Give the listing below again in full, exactly as written.

----------------

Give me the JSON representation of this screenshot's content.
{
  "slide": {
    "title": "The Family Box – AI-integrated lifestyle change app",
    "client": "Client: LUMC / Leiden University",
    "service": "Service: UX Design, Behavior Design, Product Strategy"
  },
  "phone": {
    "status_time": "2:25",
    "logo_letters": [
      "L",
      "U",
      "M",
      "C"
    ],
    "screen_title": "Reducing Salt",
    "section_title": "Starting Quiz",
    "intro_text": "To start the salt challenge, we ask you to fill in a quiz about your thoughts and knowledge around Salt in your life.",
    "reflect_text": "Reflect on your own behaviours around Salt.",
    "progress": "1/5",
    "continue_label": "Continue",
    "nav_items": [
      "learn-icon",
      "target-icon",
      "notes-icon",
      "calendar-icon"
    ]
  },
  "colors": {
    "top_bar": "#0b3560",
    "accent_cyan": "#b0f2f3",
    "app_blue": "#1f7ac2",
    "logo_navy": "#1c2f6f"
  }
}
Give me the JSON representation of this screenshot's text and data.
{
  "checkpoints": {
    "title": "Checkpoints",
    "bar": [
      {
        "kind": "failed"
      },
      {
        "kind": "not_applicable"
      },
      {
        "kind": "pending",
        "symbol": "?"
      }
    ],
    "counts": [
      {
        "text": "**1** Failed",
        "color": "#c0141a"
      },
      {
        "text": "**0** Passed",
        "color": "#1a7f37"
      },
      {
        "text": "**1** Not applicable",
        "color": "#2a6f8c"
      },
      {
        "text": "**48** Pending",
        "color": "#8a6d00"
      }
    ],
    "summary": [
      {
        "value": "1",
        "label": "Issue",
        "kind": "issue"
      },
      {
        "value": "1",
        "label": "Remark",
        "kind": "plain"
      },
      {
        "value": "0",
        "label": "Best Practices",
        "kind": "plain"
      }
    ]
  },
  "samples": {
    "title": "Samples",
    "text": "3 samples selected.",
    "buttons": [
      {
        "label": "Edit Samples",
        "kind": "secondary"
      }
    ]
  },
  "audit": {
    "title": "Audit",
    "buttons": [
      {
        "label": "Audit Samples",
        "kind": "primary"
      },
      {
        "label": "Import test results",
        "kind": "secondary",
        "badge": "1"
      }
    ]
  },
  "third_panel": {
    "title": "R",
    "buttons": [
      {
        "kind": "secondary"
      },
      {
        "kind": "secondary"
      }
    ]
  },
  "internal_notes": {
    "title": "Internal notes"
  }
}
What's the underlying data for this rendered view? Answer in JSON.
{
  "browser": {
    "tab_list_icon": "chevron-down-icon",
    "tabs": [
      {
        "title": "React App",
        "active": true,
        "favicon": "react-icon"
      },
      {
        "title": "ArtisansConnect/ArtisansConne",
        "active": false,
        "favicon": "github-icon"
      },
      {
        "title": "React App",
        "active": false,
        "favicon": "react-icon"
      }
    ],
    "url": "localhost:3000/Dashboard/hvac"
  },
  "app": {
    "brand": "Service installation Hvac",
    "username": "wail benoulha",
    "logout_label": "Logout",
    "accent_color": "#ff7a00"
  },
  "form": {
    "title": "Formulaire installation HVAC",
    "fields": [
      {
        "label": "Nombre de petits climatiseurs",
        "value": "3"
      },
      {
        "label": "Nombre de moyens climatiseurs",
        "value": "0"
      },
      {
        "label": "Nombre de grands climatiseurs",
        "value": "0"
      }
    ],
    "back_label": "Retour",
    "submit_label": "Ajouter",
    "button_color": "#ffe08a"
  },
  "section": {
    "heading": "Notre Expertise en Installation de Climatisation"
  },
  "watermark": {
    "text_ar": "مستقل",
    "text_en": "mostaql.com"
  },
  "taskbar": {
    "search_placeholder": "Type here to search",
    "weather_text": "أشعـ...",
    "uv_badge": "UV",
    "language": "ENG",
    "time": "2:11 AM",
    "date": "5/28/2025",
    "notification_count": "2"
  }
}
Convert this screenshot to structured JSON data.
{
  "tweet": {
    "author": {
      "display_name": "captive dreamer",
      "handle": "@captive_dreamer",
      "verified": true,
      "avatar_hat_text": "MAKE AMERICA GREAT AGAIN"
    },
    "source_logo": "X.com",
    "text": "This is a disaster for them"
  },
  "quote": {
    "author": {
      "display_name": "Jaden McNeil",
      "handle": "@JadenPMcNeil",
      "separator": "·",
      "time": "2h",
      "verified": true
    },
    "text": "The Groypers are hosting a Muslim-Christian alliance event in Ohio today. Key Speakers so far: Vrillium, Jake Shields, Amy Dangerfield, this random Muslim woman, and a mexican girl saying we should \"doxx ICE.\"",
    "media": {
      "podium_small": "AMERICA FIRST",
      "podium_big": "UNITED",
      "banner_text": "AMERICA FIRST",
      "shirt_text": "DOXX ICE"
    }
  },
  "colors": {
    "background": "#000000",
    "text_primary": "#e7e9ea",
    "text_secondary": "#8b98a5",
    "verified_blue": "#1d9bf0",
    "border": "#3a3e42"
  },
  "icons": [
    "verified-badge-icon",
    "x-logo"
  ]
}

----------------

**Task response:**
Give me the JSON representation of this screenshot's content.
{
  "slide": {
    "title": "The Family Box – AI-integrated lifestyle change app",
    "client": "Client: LUMC / Leiden University",
    "service": "Service: UX Design, Behavior Design, Product Strategy"
  },
  "phone": {
    "status_time": "2:25",
    "logo_letters": [
      "L",
      "U",
      "M",
      "C"
    ],
    "screen_title": "Reducing Salt",
    "section_title": "Starting Quiz",
    "intro_text": "To start the salt challenge, we ask you to fill in a quiz about your thoughts and knowledge around Salt in your life.",
    "reflect_text": "Reflect on your own behaviours around Salt.",
    "progress": "1/5",
    "continue_label": "Continue",
    "nav_items": [
      "learn-icon",
      "target-icon",
      "notes-icon",
      "calendar-icon"
    ]
  },
  "colors": {
    "top_bar": "#0b3560",
    "accent_cyan": "#b0f2f3",
    "app_blue": "#1f7ac2",
    "logo_navy": "#1c2f6f"
  }
}
Give me the JSON representation of this screenshot's text and data.
{
  "checkpoints": {
    "title": "Checkpoints",
    "bar": [
      {
        "kind": "failed"
      },
      {
        "kind": "not_applicable"
      },
      {
        "kind": "pending",
        "symbol": "?"
      }
    ],
    "counts": [
      {
        "text": "**1** Failed",
        "color": "#c0141a"
      },
      {
        "text": "**0** Passed",
        "color": "#1a7f37"
      },
      {
        "text": "**1** Not applicable",
        "color": "#2a6f8c"
      },
      {
        "text": "**48** Pending",
        "color": "#8a6d00"
      }
    ],
    "summary": [
      {
        "value": "1",
        "label": "Issue",
        "kind": "issue"
      },
      {
        "value": "1",
        "label": "Remark",
        "kind": "plain"
      },
      {
        "value": "0",
        "label": "Best Practices",
        "kind": "plain"
      }
    ]
  },
  "samples": {
    "title": "Samples",
    "text": "3 samples selected.",
    "buttons": [
      {
        "label": "Edit Samples",
        "kind": "secondary"
      }
    ]
  },
  "audit": {
    "title": "Audit",
    "buttons": [
      {
        "label": "Audit Samples",
        "kind": "primary"
      },
      {
        "label": "Import test results",
        "kind": "secondary",
        "badge": "1"
      }
    ]
  },
  "third_panel": {
    "title": "R",
    "buttons": [
      {
        "kind": "secondary"
      },
      {
        "kind": "secondary"
      }
    ]
  },
  "internal_notes": {
    "title": "Internal notes"
  }
}
What's the underlying data for this rendered view? Answer in JSON.
{
  "browser": {
    "tab_list_icon": "chevron-down-icon",
    "tabs": [
      {
        "title": "React App",
        "active": true,
        "favicon": "react-icon"
      },
      {
        "title": "ArtisansConnect/ArtisansConne",
        "active": false,
        "favicon": "github-icon"
      },
      {
        "title": "React App",
        "active": false,
        "favicon": "react-icon"
      }
    ],
    "url": "localhost:3000/Dashboard/hvac"
  },
  "app": {
    "brand": "Service installation Hvac",
    "username": "wail benoulha",
    "logout_label": "Logout",
    "accent_color": "#ff7a00"
  },
  "form": {
    "title": "Formulaire installation HVAC",
    "fields": [
      {
        "label": "Nombre de petits climatiseurs",
        "value": "3"
      },
      {
        "label": "Nombre de moyens climatiseurs",
        "value": "0"
      },
      {
        "label": "Nombre de grands climatiseurs",
        "value": "0"
      }
    ],
    "back_label": "Retour",
    "submit_label": "Ajouter",
    "button_color": "#ffe08a"
  },
  "section": {
    "heading": "Notre Expertise en Installation de Climatisation"
  },
  "watermark": {
    "text_ar": "مستقل",
    "text_en": "mostaql.com"
  },
  "taskbar": {
    "search_placeholder": "Type here to search",
    "weather_text": "أشعـ...",
    "uv_badge": "UV",
    "language": "ENG",
    "time": "2:11 AM",
    "date": "5/28/2025",
    "notification_count": "2"
  }
}
Convert this screenshot to structured JSON data.
{
  "tweet": {
    "author": {
      "display_name": "captive dreamer",
      "handle": "@captive_dreamer",
      "verified": true,
      "avatar_hat_text": "MAKE AMERICA GREAT AGAIN"
    },
    "source_logo": "X.com",
    "text": "This is a disaster for them"
  },
  "quote": {
    "author": {
      "display_name": "Jaden McNeil",
      "handle": "@JadenPMcNeil",
      "separator": "·",
      "time": "2h",
      "verified": true
    },
    "text": "The Groypers are hosting a Muslim-Christian alliance event in Ohio today. Key Speakers so far: Vrillium, Jake Shields, Amy Dangerfield, this random Muslim woman, and a mexican girl saying we should \"doxx ICE.\"",
    "media": {
      "podium_small": "AMERICA FIRST",
      "podium_big": "UNITED",
      "banner_text": "AMERICA FIRST",
      "shirt_text": "DOXX ICE"
    }
  },
  "colors": {
    "background": "#000000",
    "text_primary": "#e7e9ea",
    "text_secondary": "#8b98a5",
    "verified_blue": "#1d9bf0",
    "border": "#3a3e42"
  },
  "icons": [
    "verified-badge-icon",
    "x-logo"
  ]
}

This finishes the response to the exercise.